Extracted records
* * * *
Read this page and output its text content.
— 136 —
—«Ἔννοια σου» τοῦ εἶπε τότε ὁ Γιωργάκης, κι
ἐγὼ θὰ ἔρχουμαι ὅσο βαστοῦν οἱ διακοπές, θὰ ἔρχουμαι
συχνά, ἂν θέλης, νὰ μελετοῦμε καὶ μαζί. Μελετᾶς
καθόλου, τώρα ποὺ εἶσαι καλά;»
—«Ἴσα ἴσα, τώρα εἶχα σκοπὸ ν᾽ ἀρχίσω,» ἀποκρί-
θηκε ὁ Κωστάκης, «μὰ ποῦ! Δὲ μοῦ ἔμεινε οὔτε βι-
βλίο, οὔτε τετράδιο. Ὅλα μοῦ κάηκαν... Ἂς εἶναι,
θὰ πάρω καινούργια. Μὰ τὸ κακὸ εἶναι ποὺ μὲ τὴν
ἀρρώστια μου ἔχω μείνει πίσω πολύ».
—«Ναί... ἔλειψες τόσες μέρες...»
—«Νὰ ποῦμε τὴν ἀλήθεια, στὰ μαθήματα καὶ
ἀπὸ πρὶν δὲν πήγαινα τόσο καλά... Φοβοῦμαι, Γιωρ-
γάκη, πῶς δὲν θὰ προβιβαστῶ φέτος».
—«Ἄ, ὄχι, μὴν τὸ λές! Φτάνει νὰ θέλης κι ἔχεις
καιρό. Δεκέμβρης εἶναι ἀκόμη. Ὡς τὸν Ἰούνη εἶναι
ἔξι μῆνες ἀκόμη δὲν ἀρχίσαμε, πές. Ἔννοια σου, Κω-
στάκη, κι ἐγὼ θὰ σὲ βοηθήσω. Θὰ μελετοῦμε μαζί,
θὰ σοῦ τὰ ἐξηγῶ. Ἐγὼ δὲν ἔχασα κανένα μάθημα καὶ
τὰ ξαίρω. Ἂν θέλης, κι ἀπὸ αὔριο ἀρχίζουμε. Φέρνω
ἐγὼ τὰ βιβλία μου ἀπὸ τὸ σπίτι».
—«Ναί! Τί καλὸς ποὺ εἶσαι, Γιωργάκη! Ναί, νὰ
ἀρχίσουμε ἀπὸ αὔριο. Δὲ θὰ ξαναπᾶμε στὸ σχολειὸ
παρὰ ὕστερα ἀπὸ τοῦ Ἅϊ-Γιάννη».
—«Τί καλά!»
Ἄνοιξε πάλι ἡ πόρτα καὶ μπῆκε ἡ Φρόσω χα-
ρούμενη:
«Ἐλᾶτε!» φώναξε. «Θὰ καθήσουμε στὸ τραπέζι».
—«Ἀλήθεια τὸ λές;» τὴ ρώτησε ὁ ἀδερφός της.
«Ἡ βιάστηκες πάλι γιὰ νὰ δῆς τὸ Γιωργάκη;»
* * * *
Each record above should be returned exactly as it appears.

Answer for the task |
Read this page and output its text content.
— 136 —
—«Ἔννοια σου» τοῦ εἶπε τότε ὁ Γιωργάκης, κι
ἐγὼ θὰ ἔρχουμαι ὅσο βαστοῦν οἱ διακοπές, θὰ ἔρχουμαι
συχνά, ἂν θέλης, νὰ μελετοῦμε καὶ μαζί. Μελετᾶς
καθόλου, τώρα ποὺ εἶσαι καλά;»
—«Ἴσα ἴσα, τώρα εἶχα σκοπὸ ν᾽ ἀρχίσω,» ἀποκρί-
θηκε ὁ Κωστάκης, «μὰ ποῦ! Δὲ μοῦ ἔμεινε οὔτε βι-
βλίο, οὔτε τετράδιο. Ὅλα μοῦ κάηκαν... Ἂς εἶναι,
θὰ πάρω καινούργια. Μὰ τὸ κακὸ εἶναι ποὺ μὲ τὴν
ἀρρώστια μου ἔχω μείνει πίσω πολύ».
—«Ναί... ἔλειψες τόσες μέρες...»
—«Νὰ ποῦμε τὴν ἀλήθεια, στὰ μαθήματα καὶ
ἀπὸ πρὶν δὲν πήγαινα τόσο καλά... Φοβοῦμαι, Γιωρ-
γάκη, πῶς δὲν θὰ προβιβαστῶ φέτος».
—«Ἄ, ὄχι, μὴν τὸ λές! Φτάνει νὰ θέλης κι ἔχεις
καιρό. Δεκέμβρης εἶναι ἀκόμη. Ὡς τὸν Ἰούνη εἶναι
ἔξι μῆνες ἀκόμη δὲν ἀρχίσαμε, πές. Ἔννοια σου, Κω-
στάκη, κι ἐγὼ θὰ σὲ βοηθήσω. Θὰ μελετοῦμε μαζί,
θὰ σοῦ τὰ ἐξηγῶ. Ἐγὼ δὲν ἔχασα κανένα μάθημα καὶ
τὰ ξαίρω. Ἂν θέλης, κι ἀπὸ αὔριο ἀρχίζουμε. Φέρνω
ἐγὼ τὰ βιβλία μου ἀπὸ τὸ σπίτι».
—«Ναί! Τί καλὸς ποὺ εἶσαι, Γιωργάκη! Ναί, νὰ
ἀρχίσουμε ἀπὸ αὔριο. Δὲ θὰ ξαναπᾶμε στὸ σχολειὸ
παρὰ ὕστερα ἀπὸ τοῦ Ἅϊ-Γιάννη».
—«Τί καλά!»
Ἄνοιξε πάλι ἡ πόρτα καὶ μπῆκε ἡ Φρόσω χα-
ρούμενη:
«Ἐλᾶτε!» φώναξε. «Θὰ καθήσουμε στὸ τραπέζι».
—«Ἀλήθεια τὸ λές;» τὴ ρώτησε ὁ ἀδερφός της.
«Ἡ βιάστηκες πάλι γιὰ νὰ δῆς τὸ Γιωργάκη;»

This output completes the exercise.